#### REQUIREMENT
Filter this material down to the lines that hold "color", copying each one.

Figure record listings
###
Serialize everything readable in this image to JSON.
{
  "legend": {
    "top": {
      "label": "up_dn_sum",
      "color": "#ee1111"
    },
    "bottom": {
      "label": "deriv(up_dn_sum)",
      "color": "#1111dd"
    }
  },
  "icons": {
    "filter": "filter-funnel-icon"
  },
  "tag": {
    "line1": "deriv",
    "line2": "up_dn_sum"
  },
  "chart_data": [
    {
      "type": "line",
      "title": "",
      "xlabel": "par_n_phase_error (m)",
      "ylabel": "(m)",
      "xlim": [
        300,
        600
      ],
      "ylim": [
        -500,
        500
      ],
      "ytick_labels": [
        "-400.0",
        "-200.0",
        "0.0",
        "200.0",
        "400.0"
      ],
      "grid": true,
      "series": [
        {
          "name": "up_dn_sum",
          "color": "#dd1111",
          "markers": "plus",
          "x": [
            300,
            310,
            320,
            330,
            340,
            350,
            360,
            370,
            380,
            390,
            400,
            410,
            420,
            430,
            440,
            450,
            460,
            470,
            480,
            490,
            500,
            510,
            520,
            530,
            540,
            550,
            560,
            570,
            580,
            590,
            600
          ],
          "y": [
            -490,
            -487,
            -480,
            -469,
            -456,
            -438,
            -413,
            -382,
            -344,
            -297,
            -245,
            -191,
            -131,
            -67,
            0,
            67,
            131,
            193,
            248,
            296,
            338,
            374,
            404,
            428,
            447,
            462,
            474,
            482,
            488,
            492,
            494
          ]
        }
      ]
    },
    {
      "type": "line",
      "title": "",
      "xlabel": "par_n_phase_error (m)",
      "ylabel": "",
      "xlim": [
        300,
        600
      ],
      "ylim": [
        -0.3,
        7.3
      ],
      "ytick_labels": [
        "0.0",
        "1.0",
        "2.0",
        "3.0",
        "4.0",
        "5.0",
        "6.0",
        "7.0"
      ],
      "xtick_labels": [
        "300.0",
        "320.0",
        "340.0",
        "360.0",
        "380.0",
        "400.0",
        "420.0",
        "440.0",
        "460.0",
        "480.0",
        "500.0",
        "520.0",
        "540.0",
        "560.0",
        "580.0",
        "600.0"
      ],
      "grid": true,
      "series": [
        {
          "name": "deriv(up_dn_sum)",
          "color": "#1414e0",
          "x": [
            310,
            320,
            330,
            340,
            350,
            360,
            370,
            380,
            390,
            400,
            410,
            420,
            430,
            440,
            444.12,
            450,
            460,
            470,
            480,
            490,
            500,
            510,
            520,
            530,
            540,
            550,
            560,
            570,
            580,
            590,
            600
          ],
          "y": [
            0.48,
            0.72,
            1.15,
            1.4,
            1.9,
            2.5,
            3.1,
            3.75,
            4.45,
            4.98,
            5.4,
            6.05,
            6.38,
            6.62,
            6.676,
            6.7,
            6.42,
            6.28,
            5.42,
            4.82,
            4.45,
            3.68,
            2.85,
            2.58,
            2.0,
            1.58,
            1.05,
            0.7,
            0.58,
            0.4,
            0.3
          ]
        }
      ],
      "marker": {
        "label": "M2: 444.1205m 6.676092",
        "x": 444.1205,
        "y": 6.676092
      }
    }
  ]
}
###
#### WRITTEN RESPONSE
      "color": "#ee1111"
      "color": "#1111dd"
          "color": "#dd1111",
          "color": "#1414e0",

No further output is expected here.